Check every line of the entries for "Information", and copy the lines that hold it.

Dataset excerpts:
-- begin --

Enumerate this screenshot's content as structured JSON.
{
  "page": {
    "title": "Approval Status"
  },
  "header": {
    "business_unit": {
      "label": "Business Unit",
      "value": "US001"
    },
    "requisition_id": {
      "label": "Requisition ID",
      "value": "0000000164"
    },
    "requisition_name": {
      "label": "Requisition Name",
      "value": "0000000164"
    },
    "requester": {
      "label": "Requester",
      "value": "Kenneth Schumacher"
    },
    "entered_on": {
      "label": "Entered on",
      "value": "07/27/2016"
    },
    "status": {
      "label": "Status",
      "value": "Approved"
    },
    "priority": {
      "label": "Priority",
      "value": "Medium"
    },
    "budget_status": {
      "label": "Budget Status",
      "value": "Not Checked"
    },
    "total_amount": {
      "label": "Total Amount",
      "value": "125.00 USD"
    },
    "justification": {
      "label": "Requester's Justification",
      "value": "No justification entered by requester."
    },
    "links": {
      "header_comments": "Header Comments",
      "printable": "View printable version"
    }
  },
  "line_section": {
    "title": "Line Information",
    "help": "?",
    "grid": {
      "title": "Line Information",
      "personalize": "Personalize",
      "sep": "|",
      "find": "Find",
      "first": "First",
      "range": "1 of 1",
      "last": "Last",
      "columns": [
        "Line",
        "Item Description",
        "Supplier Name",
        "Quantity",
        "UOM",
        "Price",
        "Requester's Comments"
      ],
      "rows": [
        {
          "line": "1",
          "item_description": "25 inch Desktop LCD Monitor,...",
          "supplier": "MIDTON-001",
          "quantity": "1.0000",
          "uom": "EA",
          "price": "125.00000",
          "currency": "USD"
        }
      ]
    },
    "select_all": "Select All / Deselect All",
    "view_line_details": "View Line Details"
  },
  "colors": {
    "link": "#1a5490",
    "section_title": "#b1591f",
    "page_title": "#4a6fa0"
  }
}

-- end --

**Output for this task:**
    "title": "Line Information",
      "title": "Line Information",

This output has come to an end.